_YOUR INSTRUCTIONS_
All lines in which the word "Planned" occurs are to be extracted.

_DATA_
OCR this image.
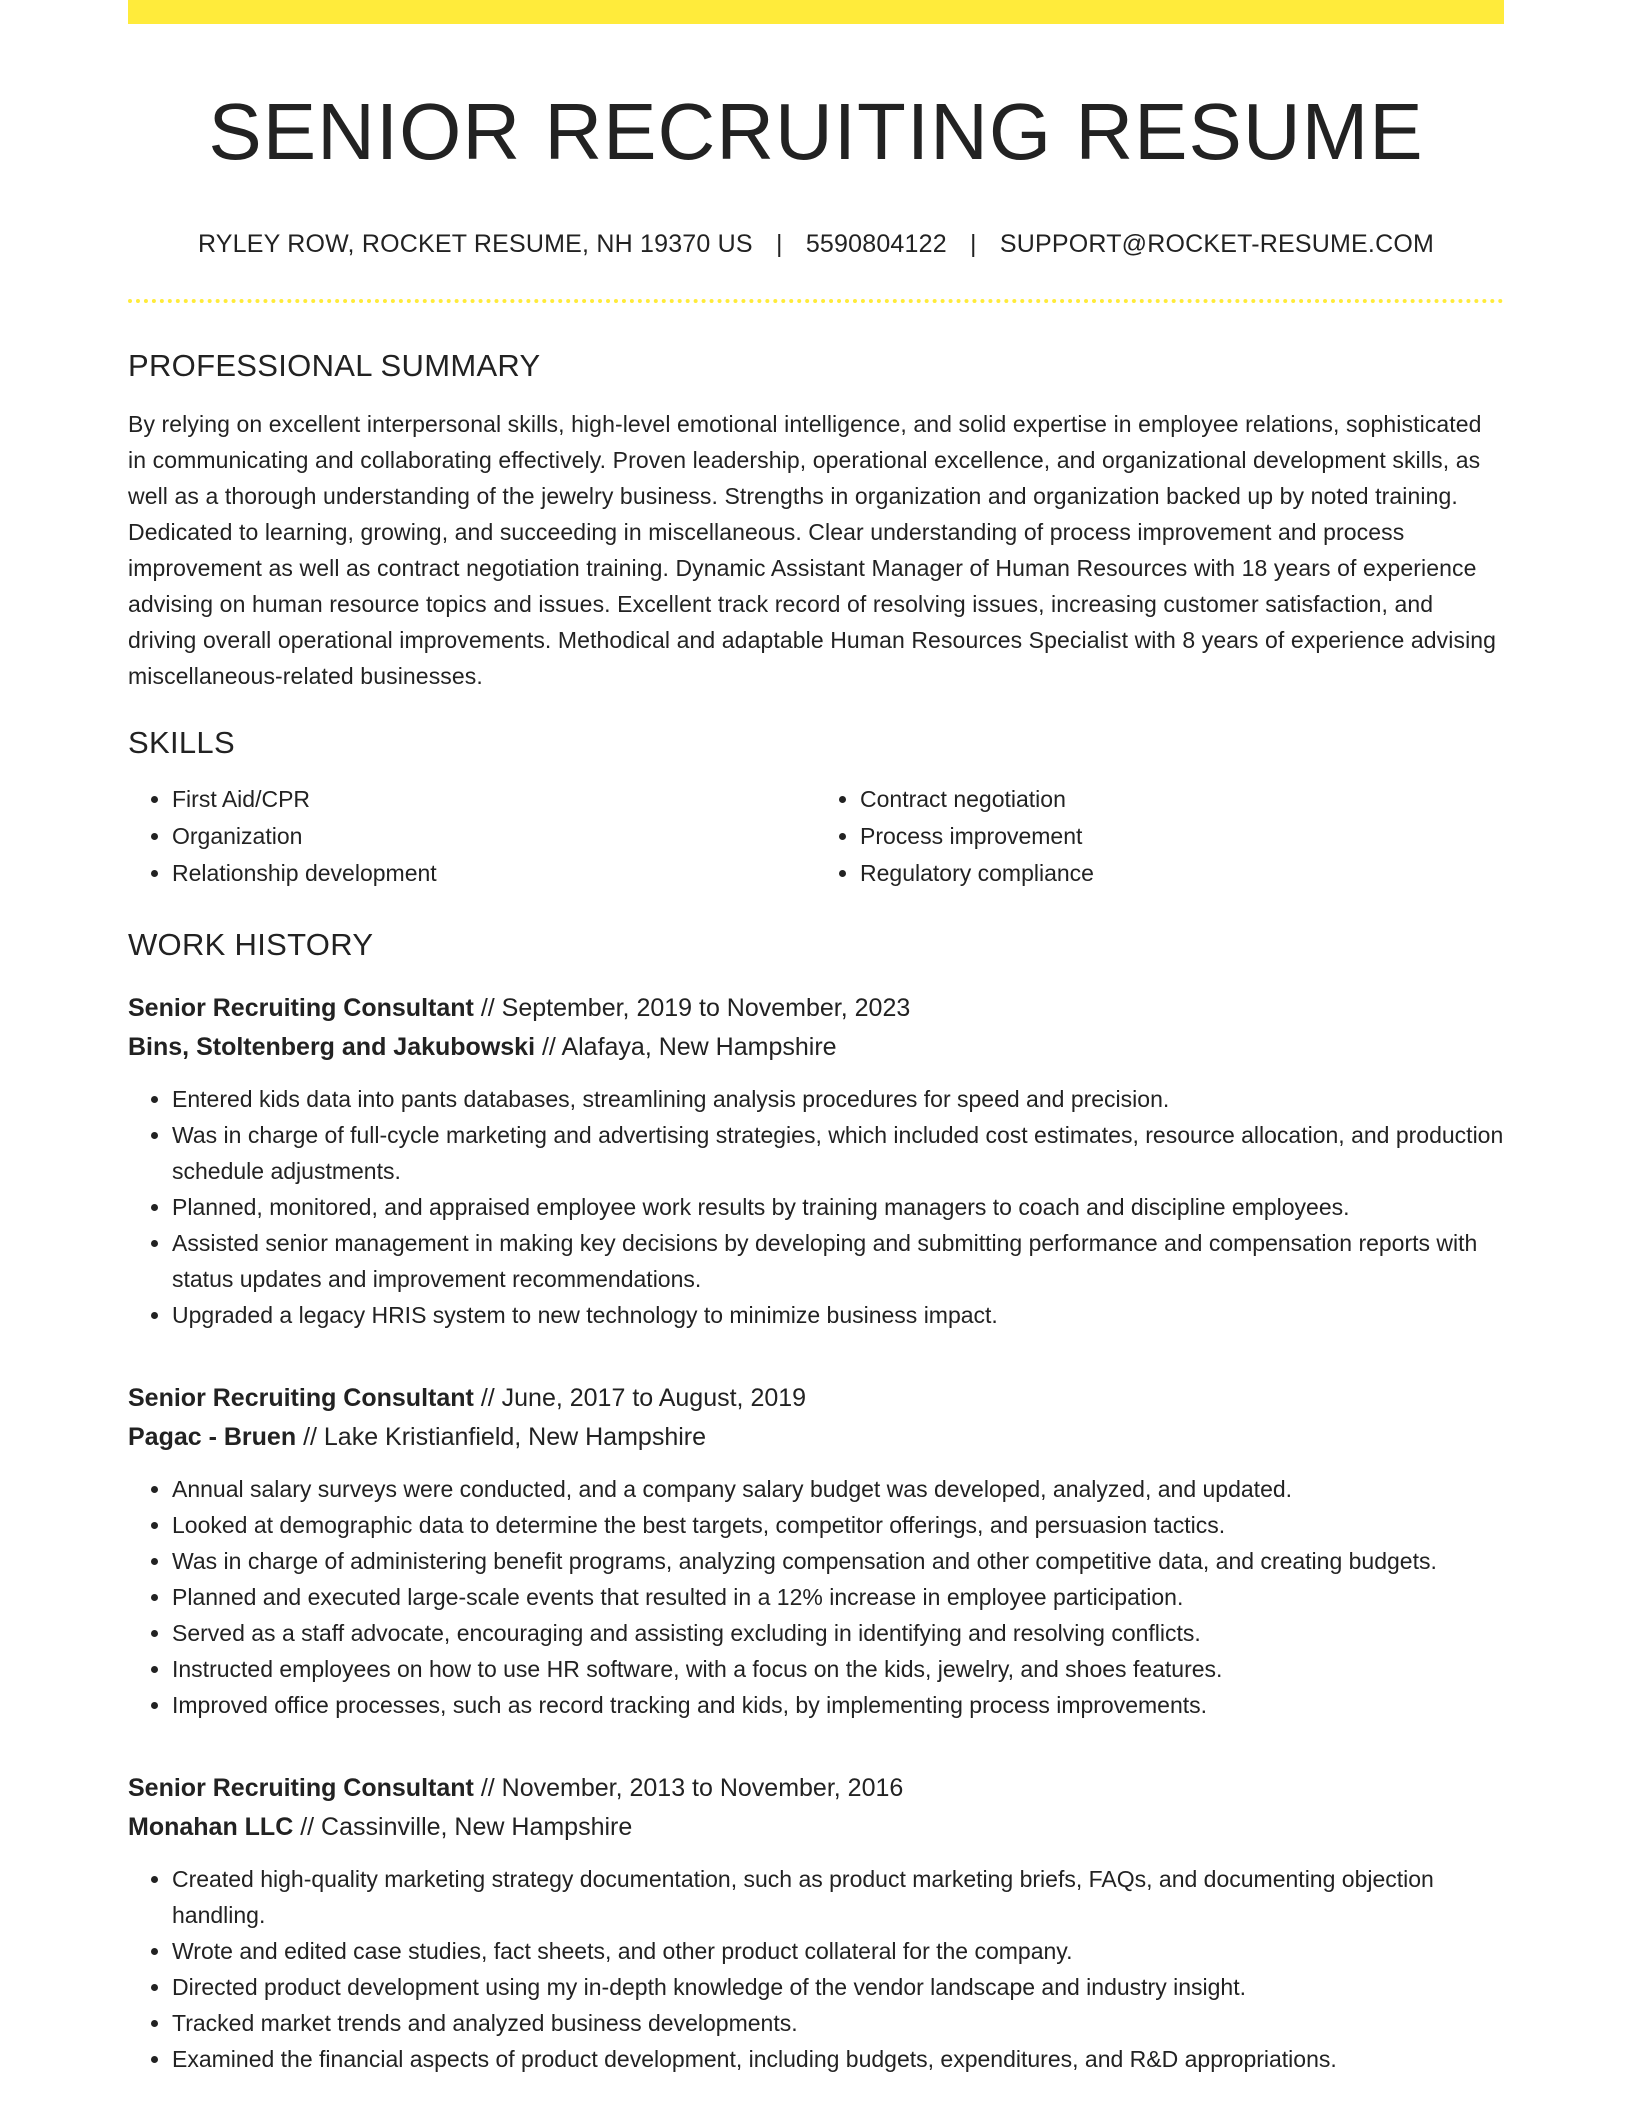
SENIOR RECRUITING RESUME
RYLEY ROW, ROCKET RESUME, NH 19370 US | 5590804122 | SUPPORT@ROCKET-RESUME.COM
PROFESSIONAL SUMMARY
By relying on excellent interpersonal skills, high-level emotional intelligence, and solid expertise in employee relations, sophisticated in communicating and collaborating effectively. Proven leadership, operational excellence, and organizational development skills, as well as a thorough understanding of the jewelry business. Strengths in organization and organization backed up by noted training. Dedicated to learning, growing, and succeeding in miscellaneous. Clear understanding of process improvement and process improvement as well as contract negotiation training. Dynamic Assistant Manager of Human Resources with 18 years of experience advising on human resource topics and issues. Excellent track record of resolving issues, increasing customer satisfaction, and driving overall operational improvements. Methodical and adaptable Human Resources Specialist with 8 years of experience advising miscellaneous-related businesses.
SKILLS
• First Aid/CPR
• Organization
• Relationship development
• Contract negotiation
• Process improvement
• Regulatory compliance
WORK HISTORY
Senior Recruiting Consultant // September, 2019 to November, 2023
Bins, Stoltenberg and Jakubowski // Alafaya, New Hampshire
• Entered kids data into pants databases, streamlining analysis procedures for speed and precision.
• Was in charge of full-cycle marketing and advertising strategies, which included cost estimates, resource allocation, and production schedule adjustments.
• Planned, monitored, and appraised employee work results by training managers to coach and discipline employees.
• Assisted senior management in making key decisions by developing and submitting performance and compensation reports with status updates and improvement recommendations.
• Upgraded a legacy HRIS system to new technology to minimize business impact.
Senior Recruiting Consultant // June, 2017 to August, 2019
Pagac - Bruen // Lake Kristianfield, New Hampshire
• Annual salary surveys were conducted, and a company salary budget was developed, analyzed, and updated.
• Looked at demographic data to determine the best targets, competitor offerings, and persuasion tactics.
• Was in charge of administering benefit programs, analyzing compensation and other competitive data, and creating budgets.
• Planned and executed large-scale events that resulted in a 12% increase in employee participation.
• Served as a staff advocate, encouraging and assisting excluding in identifying and resolving conflicts.
• Instructed employees on how to use HR software, with a focus on the kids, jewelry, and shoes features.
• Improved office processes, such as record tracking and kids, by implementing process improvements.
Senior Recruiting Consultant // November, 2013 to November, 2016
Monahan LLC // Cassinville, New Hampshire
• Created high-quality marketing strategy documentation, such as product marketing briefs, FAQs, and documenting objection handling.
• Wrote and edited case studies, fact sheets, and other product collateral for the company.
• Directed product development using my in-depth knowledge of the vendor landscape and industry insight.
• Tracked market trends and analyzed business developments.
• Examined the financial aspects of product development, including budgets, expenditures, and R&D appropriations.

_RESULT OF THE EXERCISE_
• Planned, monitored, and appraised employee work results by training managers to coach and discipline employees.
• Planned and executed large-scale events that resulted in a 12% increase in employee participation.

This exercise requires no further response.